* Set task *
Check every line of the entries for "Leer", and copy the lines that hold it.

* Data provided *
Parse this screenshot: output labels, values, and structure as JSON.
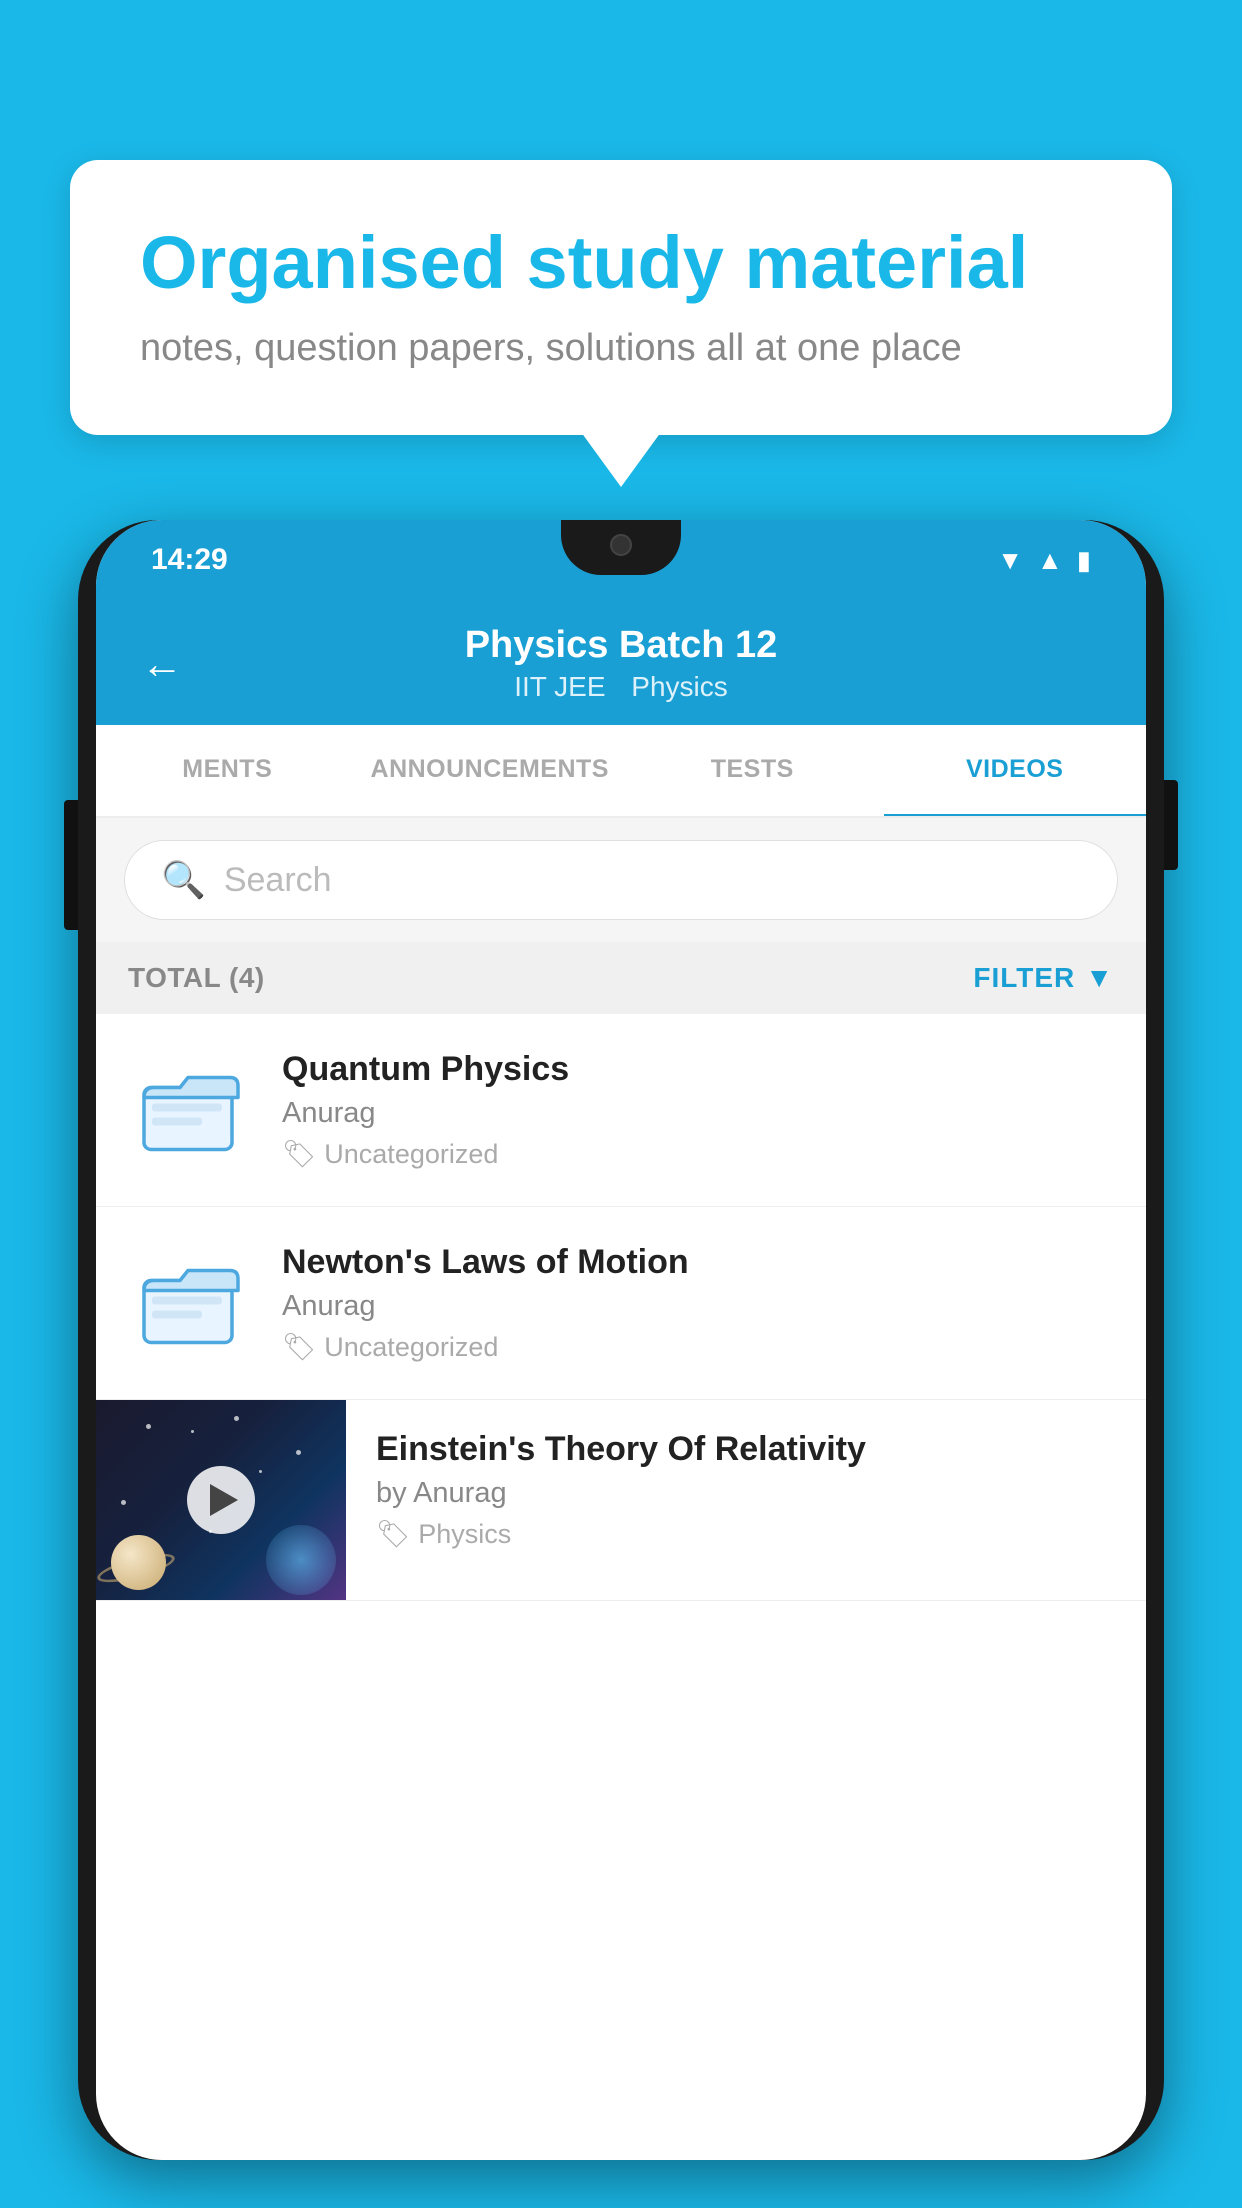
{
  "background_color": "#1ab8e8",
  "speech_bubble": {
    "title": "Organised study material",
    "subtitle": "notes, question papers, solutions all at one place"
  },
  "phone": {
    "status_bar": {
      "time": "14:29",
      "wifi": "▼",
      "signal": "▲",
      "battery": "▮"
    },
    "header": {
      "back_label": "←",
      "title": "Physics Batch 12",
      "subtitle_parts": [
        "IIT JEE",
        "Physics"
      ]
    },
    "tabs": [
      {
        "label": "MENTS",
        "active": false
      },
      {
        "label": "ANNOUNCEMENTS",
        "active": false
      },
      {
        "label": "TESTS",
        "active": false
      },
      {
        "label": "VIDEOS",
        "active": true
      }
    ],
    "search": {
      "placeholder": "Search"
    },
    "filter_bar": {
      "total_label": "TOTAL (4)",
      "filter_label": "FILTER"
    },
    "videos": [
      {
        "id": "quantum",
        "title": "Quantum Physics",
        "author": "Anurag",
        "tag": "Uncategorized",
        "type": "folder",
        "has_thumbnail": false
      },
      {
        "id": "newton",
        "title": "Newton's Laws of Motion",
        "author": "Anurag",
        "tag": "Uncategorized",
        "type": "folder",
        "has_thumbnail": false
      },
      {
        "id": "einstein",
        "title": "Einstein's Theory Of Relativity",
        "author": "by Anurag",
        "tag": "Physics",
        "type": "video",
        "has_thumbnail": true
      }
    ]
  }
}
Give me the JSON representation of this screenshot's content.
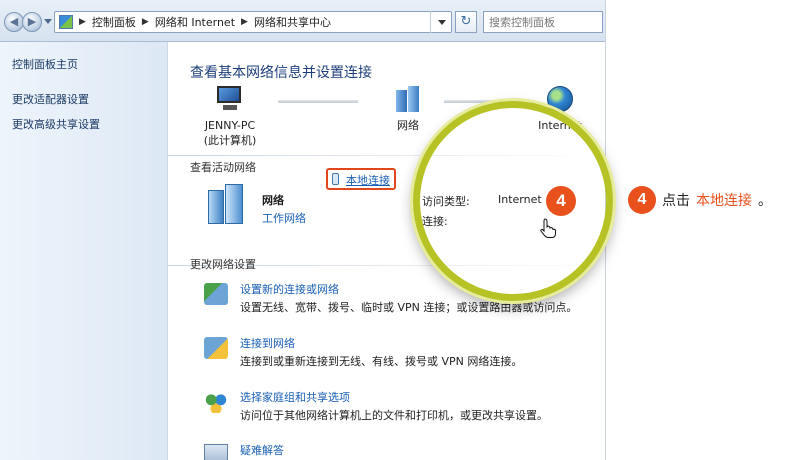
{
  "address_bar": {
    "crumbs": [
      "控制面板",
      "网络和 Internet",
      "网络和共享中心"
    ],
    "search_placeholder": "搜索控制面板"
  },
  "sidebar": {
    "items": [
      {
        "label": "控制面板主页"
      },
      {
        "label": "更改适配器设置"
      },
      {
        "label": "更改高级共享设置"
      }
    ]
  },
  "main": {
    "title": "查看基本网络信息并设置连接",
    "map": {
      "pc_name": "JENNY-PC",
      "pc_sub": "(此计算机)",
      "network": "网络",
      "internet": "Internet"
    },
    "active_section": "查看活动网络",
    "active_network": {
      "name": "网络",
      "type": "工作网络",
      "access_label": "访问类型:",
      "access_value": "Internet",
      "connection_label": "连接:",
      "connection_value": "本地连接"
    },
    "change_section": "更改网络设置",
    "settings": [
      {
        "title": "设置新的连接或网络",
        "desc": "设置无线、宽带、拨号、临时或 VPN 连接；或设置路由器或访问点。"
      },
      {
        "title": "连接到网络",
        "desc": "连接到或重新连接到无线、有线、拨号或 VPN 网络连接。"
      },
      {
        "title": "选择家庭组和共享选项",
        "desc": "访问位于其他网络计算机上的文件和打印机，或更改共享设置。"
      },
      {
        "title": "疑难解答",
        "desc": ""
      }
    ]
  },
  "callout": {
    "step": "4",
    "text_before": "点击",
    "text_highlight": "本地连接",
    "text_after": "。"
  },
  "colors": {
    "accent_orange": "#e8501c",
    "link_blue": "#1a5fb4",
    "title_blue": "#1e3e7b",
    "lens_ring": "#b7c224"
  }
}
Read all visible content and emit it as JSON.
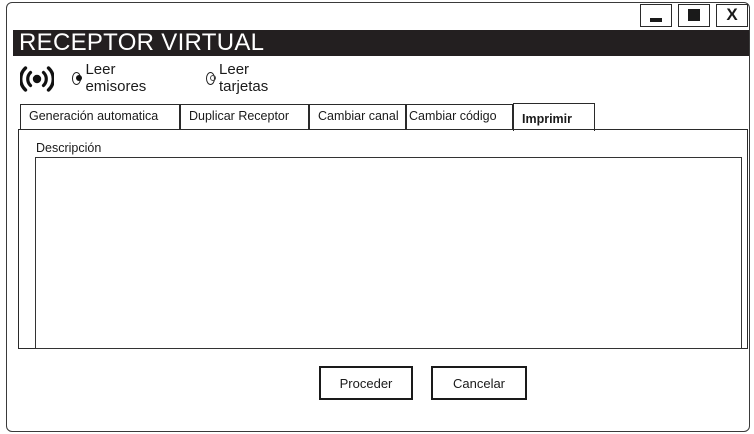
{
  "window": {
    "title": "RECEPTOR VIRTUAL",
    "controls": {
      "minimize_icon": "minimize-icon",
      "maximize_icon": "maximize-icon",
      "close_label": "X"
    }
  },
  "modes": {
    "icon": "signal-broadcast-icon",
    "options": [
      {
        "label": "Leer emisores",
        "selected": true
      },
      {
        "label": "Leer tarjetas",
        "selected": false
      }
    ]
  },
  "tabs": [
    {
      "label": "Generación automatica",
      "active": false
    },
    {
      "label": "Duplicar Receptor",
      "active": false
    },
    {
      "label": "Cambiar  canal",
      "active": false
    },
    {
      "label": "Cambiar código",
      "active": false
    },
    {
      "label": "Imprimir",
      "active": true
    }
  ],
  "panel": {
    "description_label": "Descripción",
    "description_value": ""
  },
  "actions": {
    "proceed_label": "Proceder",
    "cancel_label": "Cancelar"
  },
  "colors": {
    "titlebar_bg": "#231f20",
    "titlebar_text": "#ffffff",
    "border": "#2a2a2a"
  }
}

* Response *
        "label": "Leer emisores",
        "label": "Leer tarjetas",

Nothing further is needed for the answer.